What the task requires: Every record should be repeated exactly, except that pictures are left out.

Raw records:
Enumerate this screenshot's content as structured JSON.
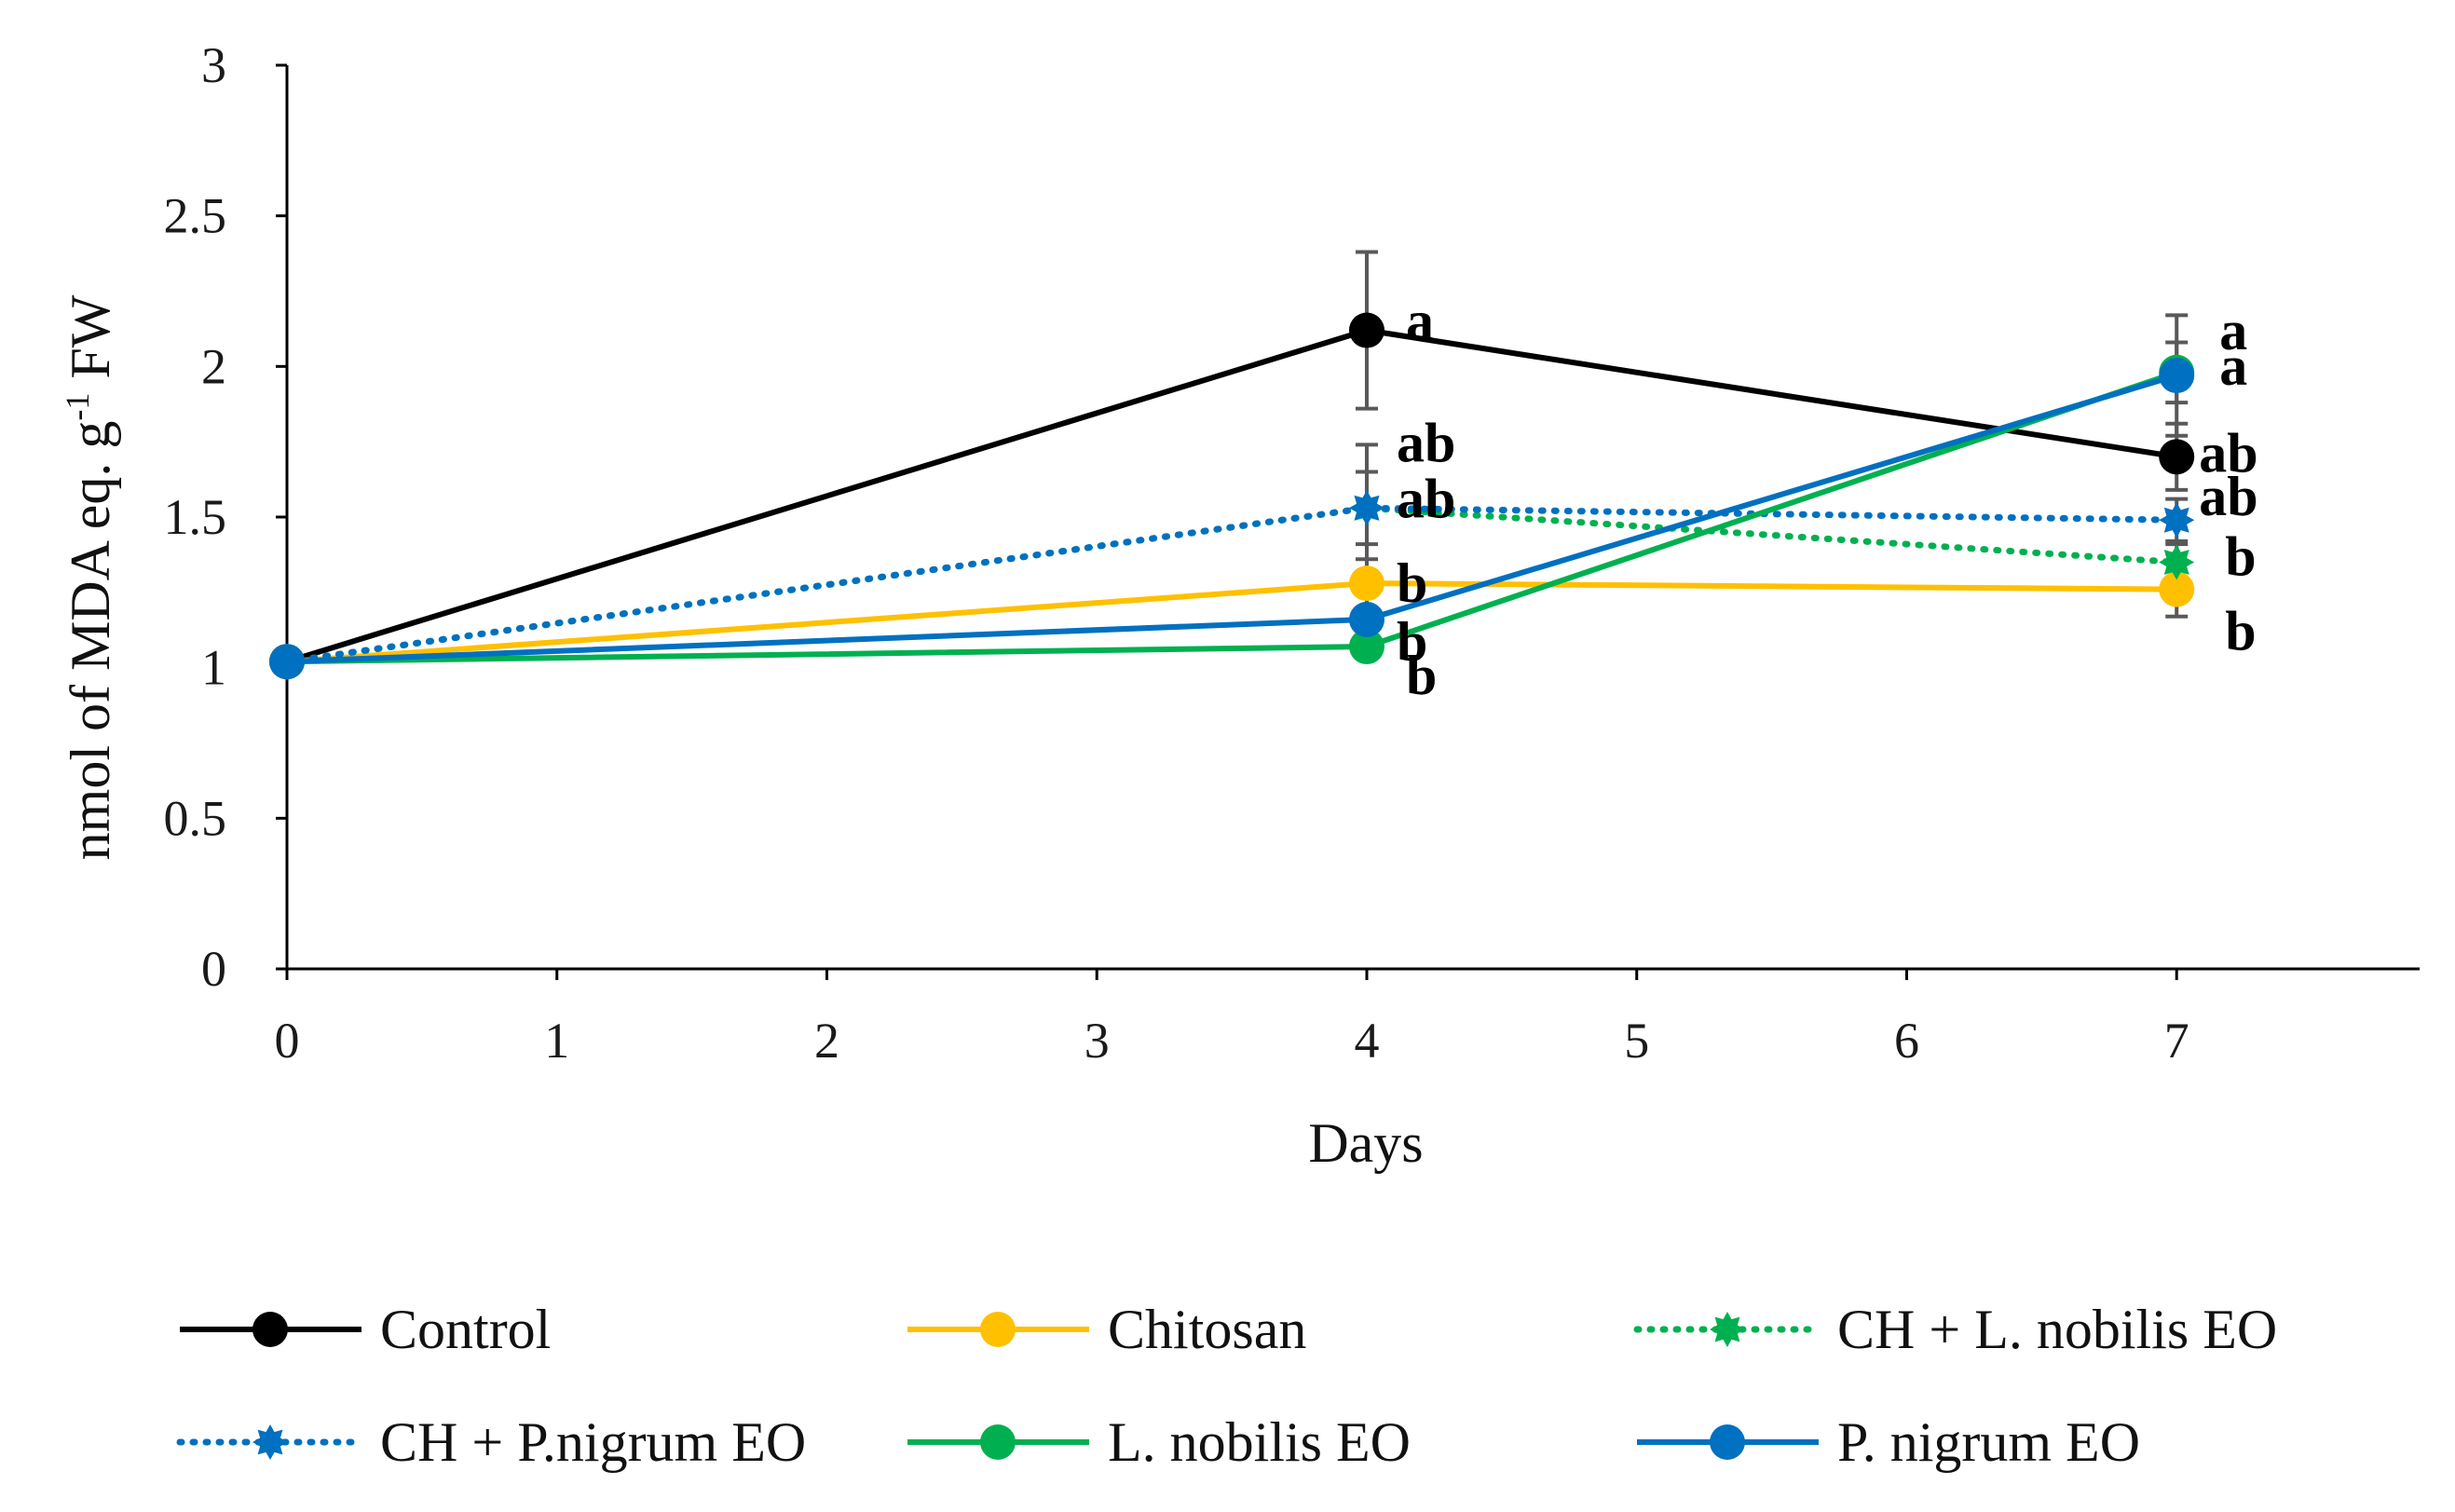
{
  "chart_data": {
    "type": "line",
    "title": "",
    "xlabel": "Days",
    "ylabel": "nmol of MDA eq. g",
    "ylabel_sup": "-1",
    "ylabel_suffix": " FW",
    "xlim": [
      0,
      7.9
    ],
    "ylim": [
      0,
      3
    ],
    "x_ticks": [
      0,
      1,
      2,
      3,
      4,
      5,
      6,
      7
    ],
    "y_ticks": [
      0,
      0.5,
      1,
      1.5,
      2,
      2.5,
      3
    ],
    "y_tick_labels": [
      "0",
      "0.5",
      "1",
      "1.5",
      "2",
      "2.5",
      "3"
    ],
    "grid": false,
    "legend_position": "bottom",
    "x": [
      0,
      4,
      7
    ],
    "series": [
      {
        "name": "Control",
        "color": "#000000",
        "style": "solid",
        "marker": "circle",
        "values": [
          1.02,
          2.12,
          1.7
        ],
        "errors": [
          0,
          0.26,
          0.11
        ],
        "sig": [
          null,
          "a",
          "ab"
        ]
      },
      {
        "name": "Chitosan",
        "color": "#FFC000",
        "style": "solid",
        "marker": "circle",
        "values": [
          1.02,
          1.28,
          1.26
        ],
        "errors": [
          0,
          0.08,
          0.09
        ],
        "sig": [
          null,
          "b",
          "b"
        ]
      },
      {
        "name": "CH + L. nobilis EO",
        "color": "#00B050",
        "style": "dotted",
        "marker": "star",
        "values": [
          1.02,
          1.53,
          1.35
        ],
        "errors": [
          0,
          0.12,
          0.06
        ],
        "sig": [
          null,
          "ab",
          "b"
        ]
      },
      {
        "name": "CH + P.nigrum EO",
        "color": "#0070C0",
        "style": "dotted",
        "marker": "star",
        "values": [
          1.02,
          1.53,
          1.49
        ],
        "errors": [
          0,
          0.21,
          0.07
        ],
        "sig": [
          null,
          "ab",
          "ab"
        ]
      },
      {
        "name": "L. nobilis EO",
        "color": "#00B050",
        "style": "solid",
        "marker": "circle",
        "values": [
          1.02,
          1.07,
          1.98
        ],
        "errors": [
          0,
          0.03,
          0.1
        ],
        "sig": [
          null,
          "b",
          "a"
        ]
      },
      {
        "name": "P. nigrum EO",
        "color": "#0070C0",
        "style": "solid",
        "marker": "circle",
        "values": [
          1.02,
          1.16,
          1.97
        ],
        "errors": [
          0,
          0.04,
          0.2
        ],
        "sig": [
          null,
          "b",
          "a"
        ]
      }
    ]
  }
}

Response to the exercise:
Enumerate this screenshot's content as structured JSON.
{
  "chart_data": {
    "type": "line",
    "title": "",
    "xlabel": "Days",
    "ylabel": "nmol of MDA eq. g",
    "ylabel_sup": "-1",
    "ylabel_suffix": " FW",
    "xlim": [
      0,
      7.9
    ],
    "ylim": [
      0,
      3
    ],
    "x_ticks": [
      0,
      1,
      2,
      3,
      4,
      5,
      6,
      7
    ],
    "y_ticks": [
      0,
      0.5,
      1,
      1.5,
      2,
      2.5,
      3
    ],
    "y_tick_labels": [
      "0",
      "0.5",
      "1",
      "1.5",
      "2",
      "2.5",
      "3"
    ],
    "grid": false,
    "legend_position": "bottom",
    "x": [
      0,
      4,
      7
    ],
    "series": [
      {
        "name": "Control",
        "color": "#000000",
        "style": "solid",
        "marker": "circle",
        "values": [
          1.02,
          2.12,
          1.7
        ],
        "errors": [
          0,
          0.26,
          0.11
        ],
        "sig": [
          null,
          "a",
          "ab"
        ]
      },
      {
        "name": "Chitosan",
        "color": "#FFC000",
        "style": "solid",
        "marker": "circle",
        "values": [
          1.02,
          1.28,
          1.26
        ],
        "errors": [
          0,
          0.08,
          0.09
        ],
        "sig": [
          null,
          "b",
          "b"
        ]
      },
      {
        "name": "CH + L. nobilis EO",
        "color": "#00B050",
        "style": "dotted",
        "marker": "star",
        "values": [
          1.02,
          1.53,
          1.35
        ],
        "errors": [
          0,
          0.12,
          0.06
        ],
        "sig": [
          null,
          "ab",
          "b"
        ]
      },
      {
        "name": "CH + P.nigrum EO",
        "color": "#0070C0",
        "style": "dotted",
        "marker": "star",
        "values": [
          1.02,
          1.53,
          1.49
        ],
        "errors": [
          0,
          0.21,
          0.07
        ],
        "sig": [
          null,
          "ab",
          "ab"
        ]
      },
      {
        "name": "L. nobilis EO",
        "color": "#00B050",
        "style": "solid",
        "marker": "circle",
        "values": [
          1.02,
          1.07,
          1.98
        ],
        "errors": [
          0,
          0.03,
          0.1
        ],
        "sig": [
          null,
          "b",
          "a"
        ]
      },
      {
        "name": "P. nigrum EO",
        "color": "#0070C0",
        "style": "solid",
        "marker": "circle",
        "values": [
          1.02,
          1.16,
          1.97
        ],
        "errors": [
          0,
          0.04,
          0.2
        ],
        "sig": [
          null,
          "b",
          "a"
        ]
      }
    ]
  }
}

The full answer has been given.